Written request -> Nothing but the lines from the line with "Parse this screenshot: output" through the end of the data is to be copied, and each is to be copied exactly.

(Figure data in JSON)
/---

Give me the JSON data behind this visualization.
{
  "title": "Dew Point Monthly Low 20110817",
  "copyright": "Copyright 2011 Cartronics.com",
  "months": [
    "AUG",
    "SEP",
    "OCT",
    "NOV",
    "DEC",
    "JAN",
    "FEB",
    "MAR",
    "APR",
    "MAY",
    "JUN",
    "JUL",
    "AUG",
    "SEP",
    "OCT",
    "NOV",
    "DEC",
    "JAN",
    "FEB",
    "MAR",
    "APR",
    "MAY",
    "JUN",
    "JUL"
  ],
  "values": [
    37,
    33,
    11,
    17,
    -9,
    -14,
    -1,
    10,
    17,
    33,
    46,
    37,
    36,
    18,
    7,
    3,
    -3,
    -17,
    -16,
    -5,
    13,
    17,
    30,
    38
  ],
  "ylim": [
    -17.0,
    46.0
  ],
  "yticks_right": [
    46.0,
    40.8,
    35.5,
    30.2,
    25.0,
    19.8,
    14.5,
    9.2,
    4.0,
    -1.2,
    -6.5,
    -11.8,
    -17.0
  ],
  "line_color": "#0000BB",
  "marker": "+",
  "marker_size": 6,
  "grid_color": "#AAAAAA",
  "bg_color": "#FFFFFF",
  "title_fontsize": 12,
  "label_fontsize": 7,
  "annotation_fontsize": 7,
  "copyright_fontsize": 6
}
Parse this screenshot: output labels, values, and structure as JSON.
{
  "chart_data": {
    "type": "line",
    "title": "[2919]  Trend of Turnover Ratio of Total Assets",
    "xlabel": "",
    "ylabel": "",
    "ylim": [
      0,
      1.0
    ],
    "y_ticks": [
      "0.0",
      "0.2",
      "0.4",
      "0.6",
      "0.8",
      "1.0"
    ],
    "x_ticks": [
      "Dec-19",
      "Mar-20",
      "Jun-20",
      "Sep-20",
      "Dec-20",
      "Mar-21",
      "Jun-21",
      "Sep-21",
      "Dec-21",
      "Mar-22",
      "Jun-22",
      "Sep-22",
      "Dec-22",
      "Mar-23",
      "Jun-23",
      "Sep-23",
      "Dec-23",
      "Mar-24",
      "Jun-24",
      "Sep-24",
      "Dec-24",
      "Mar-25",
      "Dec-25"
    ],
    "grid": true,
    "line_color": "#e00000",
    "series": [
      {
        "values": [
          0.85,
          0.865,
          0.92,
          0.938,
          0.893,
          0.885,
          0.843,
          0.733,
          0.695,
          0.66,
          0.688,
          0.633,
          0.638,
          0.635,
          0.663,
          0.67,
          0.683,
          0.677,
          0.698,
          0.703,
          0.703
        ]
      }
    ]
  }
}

\---

Output of the exercise ->
Parse this screenshot: output labels, values, and structure as JSON.
{
  "chart_data": {
    "type": "line",
    "title": "[2919]  Trend of Turnover Ratio of Total Assets",
    "xlabel": "",
    "ylabel": "",
    "ylim": [
      0,
      1.0
    ],
    "y_ticks": [
      "0.0",
      "0.2",
      "0.4",
      "0.6",
      "0.8",
      "1.0"
    ],
    "x_ticks": [
      "Dec-19",
      "Mar-20",
      "Jun-20",
      "Sep-20",
      "Dec-20",
      "Mar-21",
      "Jun-21",
      "Sep-21",
      "Dec-21",
      "Mar-22",
      "Jun-22",
      "Sep-22",
      "Dec-22",
      "Mar-23",
      "Jun-23",
      "Sep-23",
      "Dec-23",
      "Mar-24",
      "Jun-24",
      "Sep-24",
      "Dec-24",
      "Mar-25",
      "Dec-25"
    ],
    "grid": true,
    "line_color": "#e00000",
    "series": [
      {
        "values": [
          0.85,
          0.865,
          0.92,
          0.938,
          0.893,
          0.885,
          0.843,
          0.733,
          0.695,
          0.66,
          0.688,
          0.633,
          0.638,
          0.635,
          0.663,
          0.67,
          0.683,
          0.677,
          0.698,
          0.703,
          0.703
        ]
      }
    ]
  }
}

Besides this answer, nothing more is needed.